Work instructions => Of all the lines in the records below, how many hold the word "home"? Give the number alone.

[Stored dataset items]
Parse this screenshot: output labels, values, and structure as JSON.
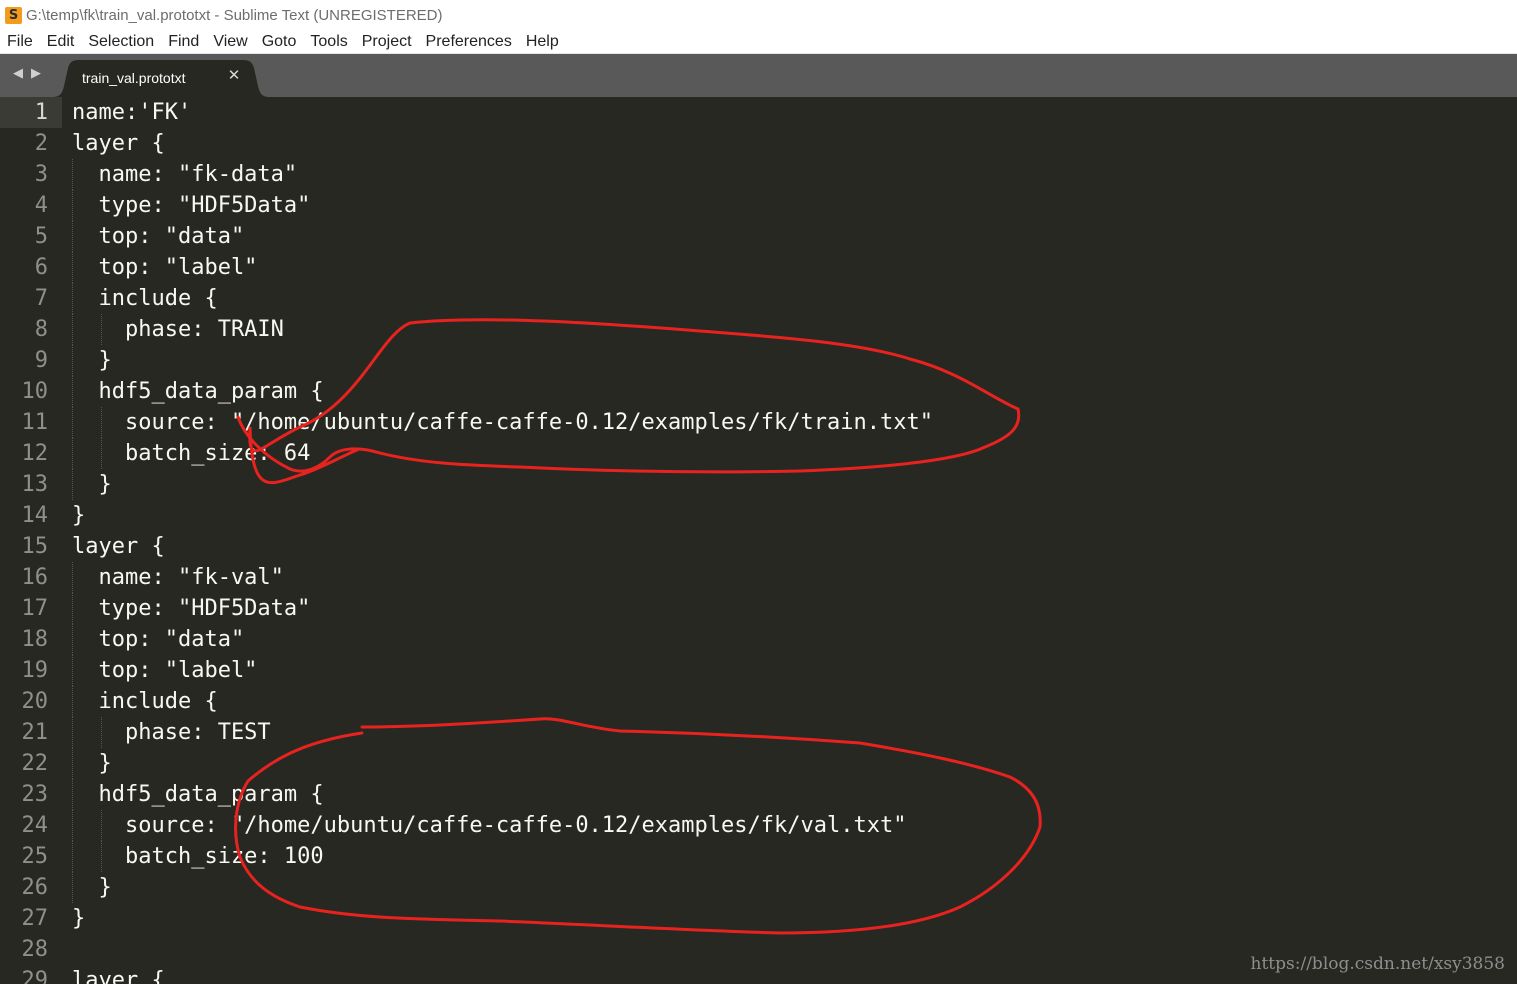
{
  "window": {
    "title": "G:\\temp\\fk\\train_val.prototxt - Sublime Text (UNREGISTERED)",
    "app_icon_glyph": "S",
    "app_icon_name": "sublime-text-icon"
  },
  "menu": {
    "items": [
      "File",
      "Edit",
      "Selection",
      "Find",
      "View",
      "Goto",
      "Tools",
      "Project",
      "Preferences",
      "Help"
    ]
  },
  "tabs": {
    "nav_prev_glyph": "◀",
    "nav_next_glyph": "▶",
    "active": {
      "title": "train_val.prototxt",
      "close_glyph": "✕"
    }
  },
  "editor": {
    "current_line": 1,
    "lines": [
      {
        "number": "1",
        "text": "name:'FK'"
      },
      {
        "number": "2",
        "text": "layer {"
      },
      {
        "number": "3",
        "text": "  name: \"fk-data\""
      },
      {
        "number": "4",
        "text": "  type: \"HDF5Data\""
      },
      {
        "number": "5",
        "text": "  top: \"data\""
      },
      {
        "number": "6",
        "text": "  top: \"label\""
      },
      {
        "number": "7",
        "text": "  include {"
      },
      {
        "number": "8",
        "text": "    phase: TRAIN"
      },
      {
        "number": "9",
        "text": "  }"
      },
      {
        "number": "10",
        "text": "  hdf5_data_param {"
      },
      {
        "number": "11",
        "text": "    source: \"/home/ubuntu/caffe-caffe-0.12/examples/fk/train.txt\""
      },
      {
        "number": "12",
        "text": "    batch_size: 64"
      },
      {
        "number": "13",
        "text": "  }"
      },
      {
        "number": "14",
        "text": "}"
      },
      {
        "number": "15",
        "text": "layer {"
      },
      {
        "number": "16",
        "text": "  name: \"fk-val\""
      },
      {
        "number": "17",
        "text": "  type: \"HDF5Data\""
      },
      {
        "number": "18",
        "text": "  top: \"data\""
      },
      {
        "number": "19",
        "text": "  top: \"label\""
      },
      {
        "number": "20",
        "text": "  include {"
      },
      {
        "number": "21",
        "text": "    phase: TEST"
      },
      {
        "number": "22",
        "text": "  }"
      },
      {
        "number": "23",
        "text": "  hdf5_data_param {"
      },
      {
        "number": "24",
        "text": "    source: \"/home/ubuntu/caffe-caffe-0.12/examples/fk/val.txt\""
      },
      {
        "number": "25",
        "text": "    batch_size: 100"
      },
      {
        "number": "26",
        "text": "  }"
      },
      {
        "number": "27",
        "text": "}"
      },
      {
        "number": "28",
        "text": ""
      },
      {
        "number": "29",
        "text": "layer {"
      }
    ]
  },
  "annotation_color": "#e8231f",
  "watermark": "https://blog.csdn.net/xsy3858",
  "colors": {
    "editor_bg": "#272822",
    "tabbar_bg": "#595959",
    "text": "#f8f8f2",
    "gutter_text": "#8f908a"
  }
}
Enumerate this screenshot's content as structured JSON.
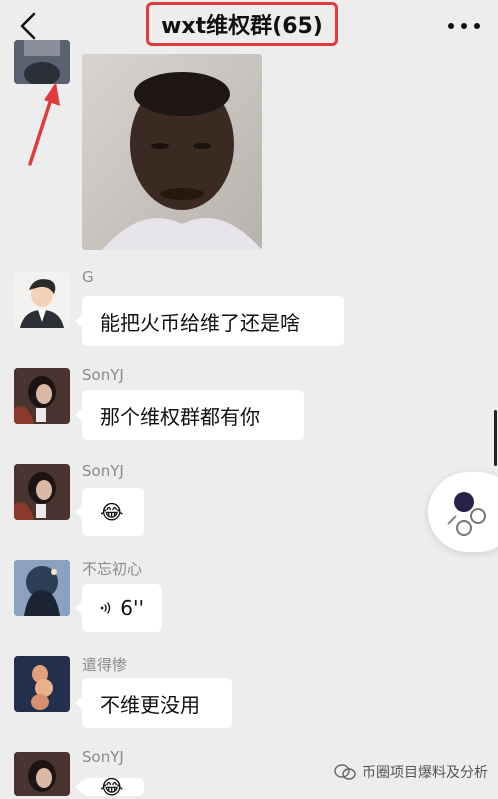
{
  "header": {
    "title": "wxt维权群(65)",
    "back_icon": "chevron-left-icon",
    "more_icon": "more-dots-icon",
    "highlight_color": "#e03a3a"
  },
  "messages": [
    {
      "sender": "",
      "type": "image"
    },
    {
      "sender": "G",
      "text": "能把火币给维了还是啥"
    },
    {
      "sender": "SonYJ",
      "text": "那个维权群都有你"
    },
    {
      "sender": "SonYJ",
      "text": "😂"
    },
    {
      "sender": "不忘初心",
      "text": "6''",
      "type": "voice"
    },
    {
      "sender": "遣得惨",
      "text": "不维更没用"
    },
    {
      "sender": "SonYJ",
      "text": "😂"
    }
  ],
  "annotation": {
    "arrow_color": "#e03a3a"
  },
  "watermark": {
    "text": "币圈项目爆料及分析"
  }
}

Output of the exercise => 2